Task to carry out = Extract from the listing each line in which the word "entrega" appears.

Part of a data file

-*-*-

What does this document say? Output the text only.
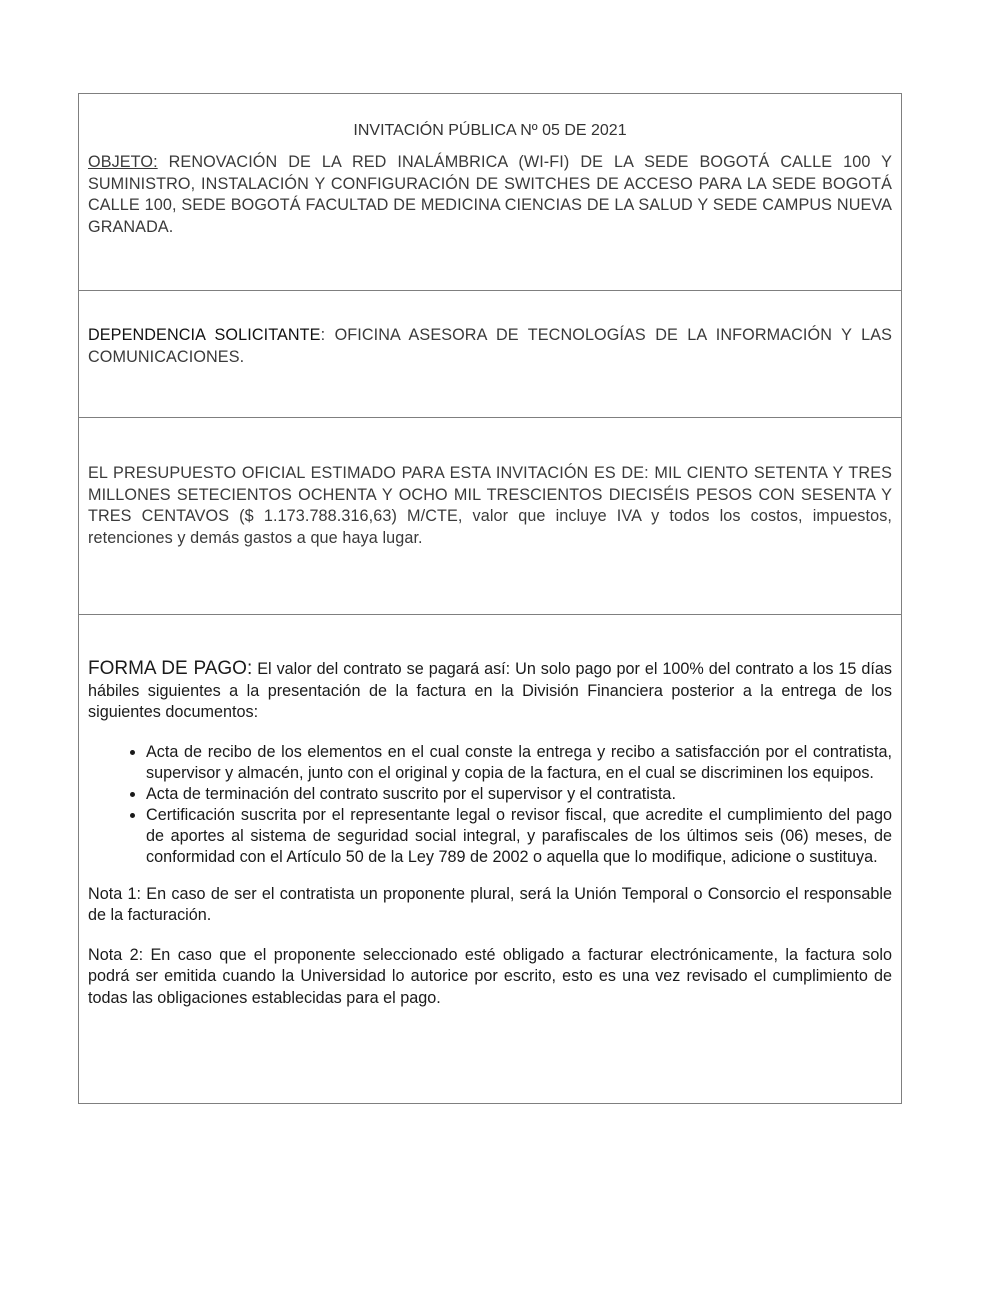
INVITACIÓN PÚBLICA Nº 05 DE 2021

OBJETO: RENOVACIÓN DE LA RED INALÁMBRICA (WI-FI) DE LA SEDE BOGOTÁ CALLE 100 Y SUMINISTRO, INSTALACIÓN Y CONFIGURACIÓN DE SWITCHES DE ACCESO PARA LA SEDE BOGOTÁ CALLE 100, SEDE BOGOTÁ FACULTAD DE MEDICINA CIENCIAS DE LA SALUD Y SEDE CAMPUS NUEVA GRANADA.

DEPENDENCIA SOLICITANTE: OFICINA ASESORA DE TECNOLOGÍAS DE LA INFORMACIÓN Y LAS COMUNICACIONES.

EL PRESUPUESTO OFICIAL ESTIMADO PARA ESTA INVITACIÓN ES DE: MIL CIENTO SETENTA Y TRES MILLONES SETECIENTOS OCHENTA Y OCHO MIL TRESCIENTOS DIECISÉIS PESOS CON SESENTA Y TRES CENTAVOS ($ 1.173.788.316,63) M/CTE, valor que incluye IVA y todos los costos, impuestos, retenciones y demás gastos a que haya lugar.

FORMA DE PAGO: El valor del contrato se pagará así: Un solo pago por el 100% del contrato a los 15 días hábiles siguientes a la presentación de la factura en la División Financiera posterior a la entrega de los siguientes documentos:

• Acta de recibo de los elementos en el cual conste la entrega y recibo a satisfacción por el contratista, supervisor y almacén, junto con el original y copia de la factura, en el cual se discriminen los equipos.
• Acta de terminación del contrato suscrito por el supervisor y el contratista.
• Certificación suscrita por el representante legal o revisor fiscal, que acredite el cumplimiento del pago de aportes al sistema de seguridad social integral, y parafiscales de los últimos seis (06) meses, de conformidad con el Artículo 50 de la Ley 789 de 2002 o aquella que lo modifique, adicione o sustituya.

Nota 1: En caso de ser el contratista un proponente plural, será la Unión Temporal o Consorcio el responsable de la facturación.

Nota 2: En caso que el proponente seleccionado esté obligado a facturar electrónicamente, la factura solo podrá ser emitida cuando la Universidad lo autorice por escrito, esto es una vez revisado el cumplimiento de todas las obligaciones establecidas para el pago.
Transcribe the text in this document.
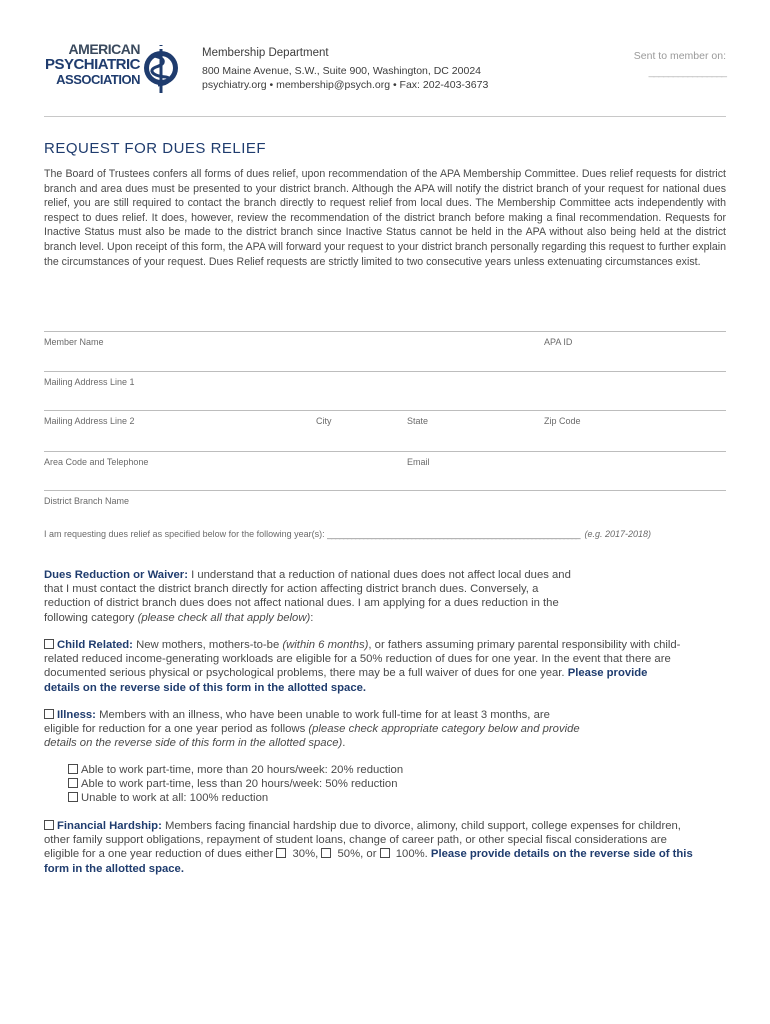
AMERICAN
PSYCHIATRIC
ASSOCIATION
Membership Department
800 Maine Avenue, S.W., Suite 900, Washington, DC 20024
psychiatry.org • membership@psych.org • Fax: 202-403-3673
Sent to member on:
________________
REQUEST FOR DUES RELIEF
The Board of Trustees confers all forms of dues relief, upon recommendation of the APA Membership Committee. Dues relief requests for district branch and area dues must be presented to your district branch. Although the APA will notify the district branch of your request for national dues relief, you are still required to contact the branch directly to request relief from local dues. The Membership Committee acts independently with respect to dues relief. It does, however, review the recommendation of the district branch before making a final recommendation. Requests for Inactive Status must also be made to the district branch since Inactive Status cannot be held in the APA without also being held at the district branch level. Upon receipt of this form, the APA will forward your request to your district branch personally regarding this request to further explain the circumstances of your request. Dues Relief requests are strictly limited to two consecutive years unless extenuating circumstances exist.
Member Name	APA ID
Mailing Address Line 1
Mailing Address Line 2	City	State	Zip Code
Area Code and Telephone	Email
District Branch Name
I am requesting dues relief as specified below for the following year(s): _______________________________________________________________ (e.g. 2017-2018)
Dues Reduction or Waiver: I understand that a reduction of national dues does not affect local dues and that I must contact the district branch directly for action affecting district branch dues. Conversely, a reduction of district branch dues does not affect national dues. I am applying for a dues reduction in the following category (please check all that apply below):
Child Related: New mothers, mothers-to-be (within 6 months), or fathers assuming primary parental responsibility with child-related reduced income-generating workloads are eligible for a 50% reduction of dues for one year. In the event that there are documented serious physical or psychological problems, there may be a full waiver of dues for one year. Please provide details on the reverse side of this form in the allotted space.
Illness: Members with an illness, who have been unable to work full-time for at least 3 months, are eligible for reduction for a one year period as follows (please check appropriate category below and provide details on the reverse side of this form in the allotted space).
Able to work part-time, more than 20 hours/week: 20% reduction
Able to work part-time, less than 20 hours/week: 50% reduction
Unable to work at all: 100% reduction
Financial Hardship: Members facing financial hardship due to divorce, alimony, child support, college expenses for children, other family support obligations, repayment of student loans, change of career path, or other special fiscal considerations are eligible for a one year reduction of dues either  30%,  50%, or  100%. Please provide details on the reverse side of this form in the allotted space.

-*-*-

Answer to this problem =
FORMA DE PAGO: El valor del contrato se pagará así: Un solo pago por el 100% del contrato a los 15 días hábiles siguientes a la presentación de la factura en la División Financiera posterior a la entrega de los siguientes documentos:
• Acta de recibo de los elementos en el cual conste la entrega y recibo a satisfacción por el contratista, supervisor y almacén, junto con el original y copia de la factura, en el cual se discriminen los equipos.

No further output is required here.